Cuxpedia sucht Bilder aus Ihrem Fotoalbum. Sie können uns helfen. Mehr...

Gräfe

Aus cuxpedia
Wechseln zu: Navigation, Suche

Der Gräfe war im Land Hadeln, zu dem die jetzigen Cuxhavener Ortsteile Altenbruch und Lüdingworth Jahrhunderte gehörten, ein vom Landesherrn eingesetzter Amtsträger. Er ist nicht mit Grafen oder Deichgrafen zu verwechseln.

Im Land Hadeln waren die Verwaltungsorgane wie auch die Amts- und Mandatsträger in Justiz und Verwaltung meist identisch. Dies lag daran, dass es seit dem Mittelalter bis zur Neuzeit eine wirkliche Trennung, wie wir sie heute kennen, von Justiz und Verwaltung nicht gegeben hat. Im Bereich der Kirchspiele bzw. Kirchspielsgerichte trifft dieses z. B. auf die Schultheißen und die Schöffen oder Landschöffen zu. Auch die Vertreter des Landesherrn, die Gräfen, hatten gleichzeitig Aufgaben der Verwaltung und der Justiz (Rechtsprechung) wahrzunehmen, oft hatten sie auch militärische Vorgesetztenfunktionen.

Der Gräfe im Lande Hadeln als Vertreter des herzoglichen Landesherrn war darüber hinaus Vermittler zwischen dem Landesherrn und den Kirchspielen des Landes Hadeln. Er sollte auch die Anweisungen und Verordnungen des Landesherrn in den Kirchspielen durchsetzen.

**Bereitgestellte Einträge**.
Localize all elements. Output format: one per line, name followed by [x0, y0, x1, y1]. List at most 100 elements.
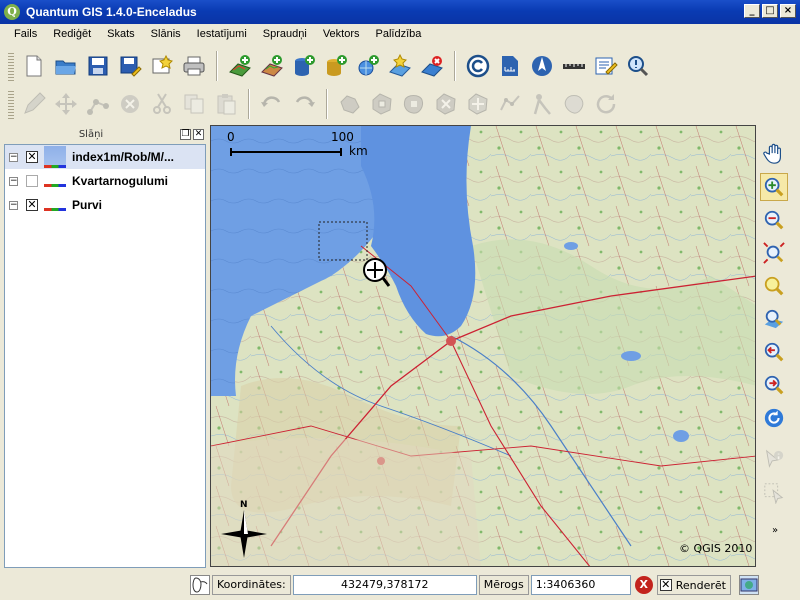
paste-features-button[interactable] — [212, 90, 240, 118]
node-tool-icon — [87, 99, 109, 115]
zoom-next-button[interactable] — [760, 371, 788, 399]
menu-vector[interactable]: Vektors — [315, 28, 368, 40]
split-features-button[interactable] — [528, 90, 556, 118]
scale-bar-unit-label: km — [349, 144, 368, 158]
close-panel-button[interactable]: ✕ — [193, 128, 204, 140]
cut-features-button[interactable] — [148, 90, 176, 118]
menu-settings[interactable]: Iestatījumi — [189, 28, 255, 40]
zoom-out-icon — [764, 210, 784, 230]
move-feature-button[interactable] — [52, 90, 80, 118]
undo-button[interactable] — [258, 90, 286, 118]
menu-layer[interactable]: Slānis — [143, 28, 189, 40]
menu-file[interactable]: Fails — [6, 28, 45, 40]
add-island-button[interactable] — [400, 90, 428, 118]
toolbar-grip[interactable] — [8, 51, 14, 81]
toggle-editing-button[interactable] — [20, 90, 48, 118]
coordinate-capture-button[interactable] — [190, 575, 210, 595]
layer-visibility-checkbox[interactable] — [26, 175, 38, 187]
pan-button[interactable] — [760, 140, 788, 168]
save-as-button[interactable] — [116, 52, 144, 80]
delete-part-icon — [468, 93, 488, 115]
identify-features-icon — [765, 449, 784, 468]
layer-row[interactable]: − Kvartarnogulumi — [5, 169, 205, 193]
add-raster-layer-button[interactable] — [258, 52, 286, 80]
add-raster-layer-icon — [261, 55, 283, 77]
copyright-label-button[interactable] — [464, 52, 492, 80]
toolbar-overflow-icon[interactable]: » — [760, 525, 790, 536]
simplify-feature-button[interactable] — [336, 90, 364, 118]
zoom-to-selection-button[interactable] — [760, 272, 788, 300]
rotate-feature-button[interactable] — [592, 90, 620, 118]
zoom-last-button[interactable] — [760, 338, 788, 366]
scale-field[interactable]: 1:3406360 — [530, 575, 631, 595]
menu-view[interactable]: Skats — [99, 28, 143, 40]
collapse-icon[interactable]: − — [9, 200, 18, 210]
print-icon — [183, 56, 205, 76]
add-postgis-layer-button[interactable] — [290, 52, 318, 80]
float-panel-button[interactable]: ❐ — [180, 128, 191, 140]
delete-part-button[interactable] — [464, 90, 492, 118]
coordinates-label: Koordinātes: — [212, 575, 291, 595]
zoom-in-button[interactable] — [760, 173, 788, 201]
menu-help[interactable]: Palīdzība — [368, 28, 430, 40]
delete-ring-button[interactable] — [432, 90, 460, 118]
save-project-button[interactable] — [84, 52, 112, 80]
open-project-button[interactable] — [52, 52, 80, 80]
measure-icon — [563, 64, 585, 69]
map-canvas[interactable]: 0 100 km N © QGIS 2010 — [210, 125, 756, 567]
maximize-button[interactable]: □ — [762, 4, 778, 18]
vector-legend-icon — [44, 199, 66, 211]
map-rendering — [211, 126, 755, 566]
edit-toolbar — [0, 84, 800, 124]
north-arrow-button[interactable] — [528, 52, 556, 80]
collapse-icon[interactable]: − — [9, 152, 18, 162]
new-vector-layer-button[interactable] — [386, 52, 414, 80]
new-print-composer-button[interactable] — [148, 52, 176, 80]
save-as-icon — [120, 56, 142, 77]
save-project-icon — [88, 56, 108, 76]
redo-icon — [295, 96, 315, 107]
annotation-button[interactable] — [592, 52, 620, 80]
add-spatialite-layer-button[interactable] — [322, 52, 350, 80]
add-wms-layer-button[interactable] — [354, 52, 382, 80]
print-button[interactable] — [180, 52, 208, 80]
projection-status-button[interactable] — [738, 575, 759, 595]
minimize-button[interactable]: _ — [744, 4, 760, 18]
coordinates-field[interactable]: 432479,378172 — [292, 575, 477, 595]
layer-visibility-checkbox[interactable]: ✕ — [26, 151, 38, 163]
remove-layer-button[interactable] — [418, 52, 446, 80]
collapse-icon[interactable]: − — [9, 176, 18, 186]
select-features-button[interactable] — [760, 479, 788, 507]
identify-button[interactable] — [624, 52, 652, 80]
render-checkbox[interactable]: ✕ — [659, 579, 672, 591]
zoom-out-button[interactable] — [760, 206, 788, 234]
toolbar-grip[interactable] — [8, 89, 14, 119]
delete-selected-button[interactable] — [116, 90, 144, 118]
menu-plugins[interactable]: Spraudņi — [255, 28, 315, 40]
add-vector-layer-button[interactable] — [226, 52, 254, 80]
split-features-icon — [533, 94, 551, 115]
pan-icon — [763, 143, 782, 164]
close-button[interactable]: × — [780, 4, 796, 18]
measure-button[interactable] — [560, 52, 588, 80]
redo-button[interactable] — [290, 90, 318, 118]
render-toggle[interactable]: ✕ Renderēt — [656, 575, 731, 595]
reshape-features-button[interactable] — [496, 90, 524, 118]
zoom-full-button[interactable] — [760, 239, 788, 267]
new-vector-layer-icon — [389, 54, 411, 77]
scale-bar-button[interactable] — [496, 52, 524, 80]
copy-features-button[interactable] — [180, 90, 208, 118]
node-tool-button[interactable] — [84, 90, 112, 118]
add-postgis-layer-icon — [295, 55, 315, 76]
layer-row[interactable]: − ✕ Purvi — [5, 193, 205, 217]
layer-row[interactable]: − ✕ index1m/Rob/M/... — [5, 145, 205, 169]
menu-edit[interactable]: Rediģēt — [45, 28, 99, 40]
zoom-to-layer-button[interactable] — [760, 305, 788, 333]
stop-rendering-button[interactable]: X — [634, 576, 653, 594]
layer-visibility-checkbox[interactable]: ✕ — [26, 199, 38, 211]
add-ring-button[interactable] — [368, 90, 396, 118]
new-project-button[interactable] — [20, 52, 48, 80]
refresh-button[interactable] — [760, 404, 788, 432]
merge-features-button[interactable] — [560, 90, 588, 118]
identify-features-button[interactable] — [760, 446, 788, 474]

**Aufgabenliste**.
(a) Nenne alle Aufgaben und Funktionen, die der Text über den Gräfen diesem im Land Hadeln zuschreibt.
(b) Führe den Text über den Gräfen nach seinem letzten Satz fort.

**Lösungen**.
(a)
- Aufgaben der Verwaltung
- Aufgaben der Justiz (Rechtsprechung)
- oft militärische Vorgesetztenfunktionen
- Vermittler zwischen dem Landesherrn und den Kirchspielen des Landes Hadeln
- Durchsetzung der Anweisungen und Verordnungen des Landesherrn in den Kirchspielen

(b)
Als Vertreter des Landesherrn hatte er weiterhin die Aufgabe, den Landesherrn zu repräsentieren. Dies tat er z.B. im Jahre 1614, als er bei der Aufstellung eines neuen Galgens auf dem Medemdeich anwesend war und damit die Zuständigkeit des Herzogs als Gerichtsherr unterstrich.

Nicht alle Gräfen waren ausschließlich demütig dem Herzog gegenüber. So wurden im 17. Jahrhundert wegen Differenzen zwischen Gräfen und Herzog Gräfen abgesetzt und teilweise auch enteignet, wie im Fall des Gräfen Johan beym Graben nachgewiesen ist. In der Hadler Chronik von Rüther ist in einer Verordnung des Herzogs Julius Franz[1] vom 6. Januar 1678 nachzulesen, welche Aufgaben die Gräfen wahrnehmen sollten.

Beispiele aus dieser Verordnung:

  • das Recht, bei Verwandschaft im dritten Grade das Eheverbot aufzuheben,
  • die Pflicht, ihm alle Ertrunkenen zu melden, um ggf. zu untersuchen, ob ein Verbrechen vorliegt,
  • das Recht, die Schweinetrift auf Kirchhöfen zu verbieten,
  • das Recht, Anordnungen gegen das öffentliche Tabakrauchen zu erlassen.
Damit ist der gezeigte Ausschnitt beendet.